* start MATERIAL PROVIDED *

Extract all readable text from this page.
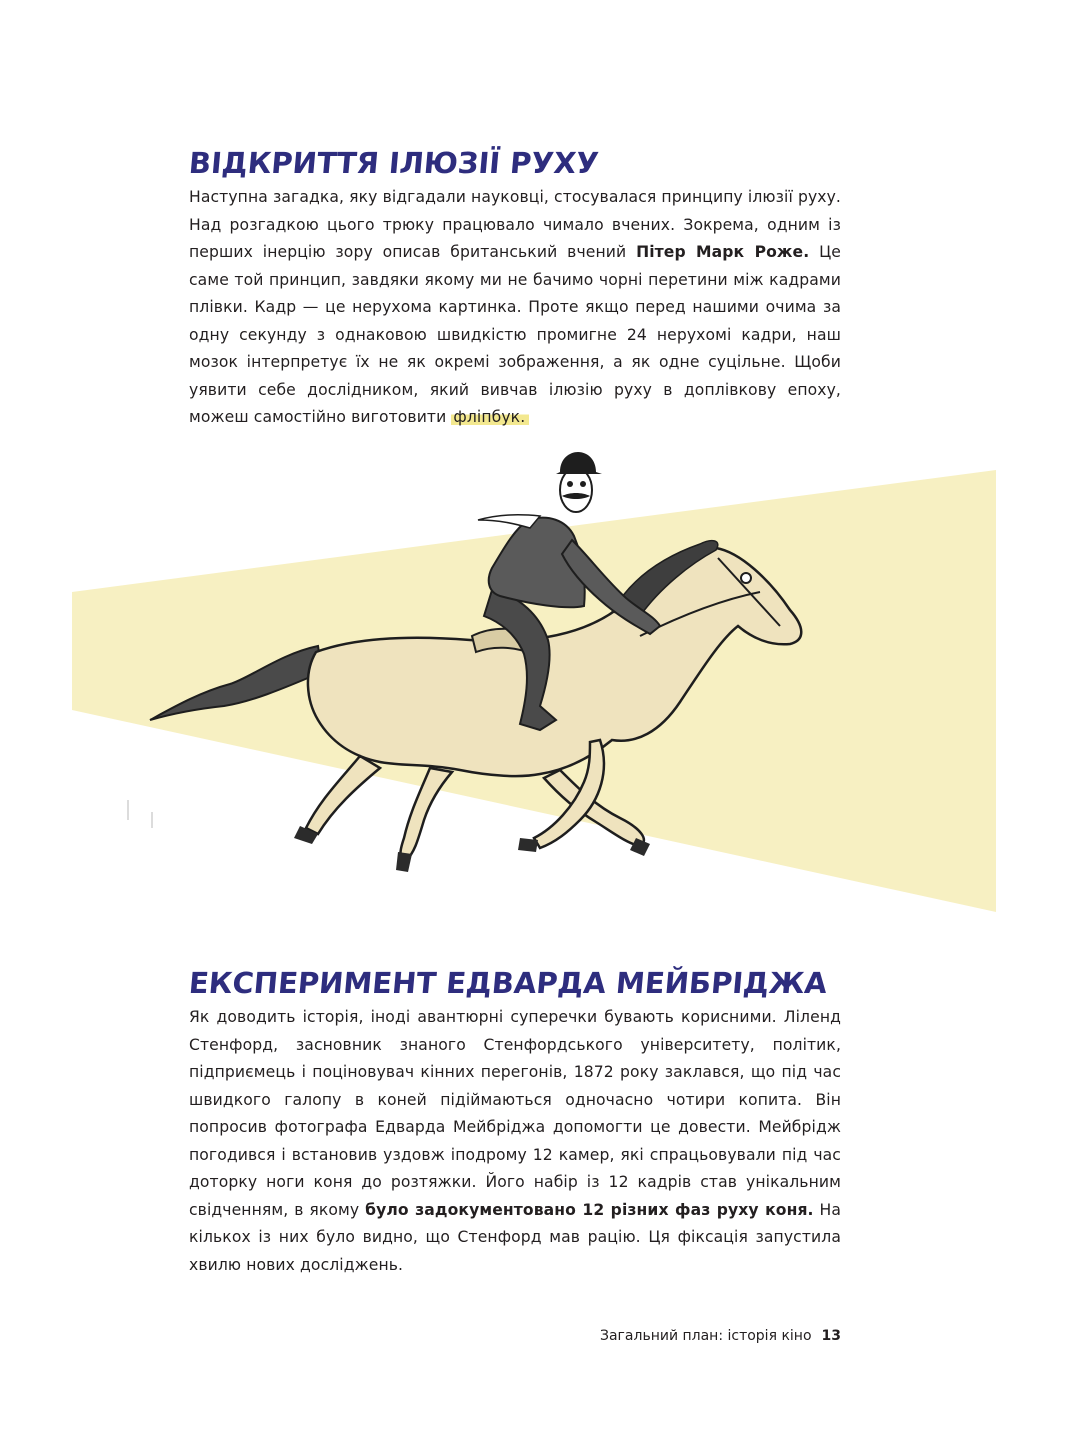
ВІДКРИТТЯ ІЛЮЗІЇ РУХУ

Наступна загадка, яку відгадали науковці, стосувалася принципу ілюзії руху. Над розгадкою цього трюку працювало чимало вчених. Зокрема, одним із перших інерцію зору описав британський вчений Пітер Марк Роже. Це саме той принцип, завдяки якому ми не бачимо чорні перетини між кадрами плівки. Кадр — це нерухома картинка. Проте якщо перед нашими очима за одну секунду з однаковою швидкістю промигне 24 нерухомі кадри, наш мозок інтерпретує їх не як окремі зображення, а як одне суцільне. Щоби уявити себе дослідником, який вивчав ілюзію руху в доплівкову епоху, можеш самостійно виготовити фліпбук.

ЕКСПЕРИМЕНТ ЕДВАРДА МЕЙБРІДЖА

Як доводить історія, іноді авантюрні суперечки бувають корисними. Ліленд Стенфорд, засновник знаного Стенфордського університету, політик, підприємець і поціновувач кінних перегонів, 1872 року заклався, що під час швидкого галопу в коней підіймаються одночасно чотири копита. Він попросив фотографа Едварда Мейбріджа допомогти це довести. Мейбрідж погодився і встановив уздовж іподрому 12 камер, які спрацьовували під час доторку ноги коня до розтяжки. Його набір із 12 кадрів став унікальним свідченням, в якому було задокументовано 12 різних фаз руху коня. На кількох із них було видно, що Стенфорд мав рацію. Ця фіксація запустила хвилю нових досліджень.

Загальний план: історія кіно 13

* end MATERIAL PROVIDED *

> _WHAT IS EXPECTED_:
Transcribe the complete set of entries verbatim. No pictures belong in the copy.

> _THE OUTPUT_:
Extract all readable text from this page.
ВІДКРИТТЯ ІЛЮЗІЇ РУХУ

Наступна загадка, яку відгадали науковці, стосувалася принципу ілюзії руху. Над розгадкою цього трюку працювало чимало вчених. Зокрема, одним із перших інерцію зору описав британський вчений Пітер Марк Роже. Це саме той принцип, завдяки якому ми не бачимо чорні перетини між кадрами плівки. Кадр — це нерухома картинка. Проте якщо перед нашими очима за одну секунду з однаковою швидкістю промигне 24 нерухомі кадри, наш мозок інтерпретує їх не як окремі зображення, а як одне суцільне. Щоби уявити себе дослідником, який вивчав ілюзію руху в доплівкову епоху, можеш самостійно виготовити фліпбук.

ЕКСПЕРИМЕНТ ЕДВАРДА МЕЙБРІДЖА

Як доводить історія, іноді авантюрні суперечки бувають корисними. Ліленд Стенфорд, засновник знаного Стенфордського університету, політик, підприємець і поціновувач кінних перегонів, 1872 року заклався, що під час швидкого галопу в коней підіймаються одночасно чотири копита. Він попросив фотографа Едварда Мейбріджа допомогти це довести. Мейбрідж погодився і встановив уздовж іподрому 12 камер, які спрацьовували під час доторку ноги коня до розтяжки. Його набір із 12 кадрів став унікальним свідченням, в якому було задокументовано 12 різних фаз руху коня. На кількох із них було видно, що Стенфорд мав рацію. Ця фіксація запустила хвилю нових досліджень.

Загальний план: історія кіно 13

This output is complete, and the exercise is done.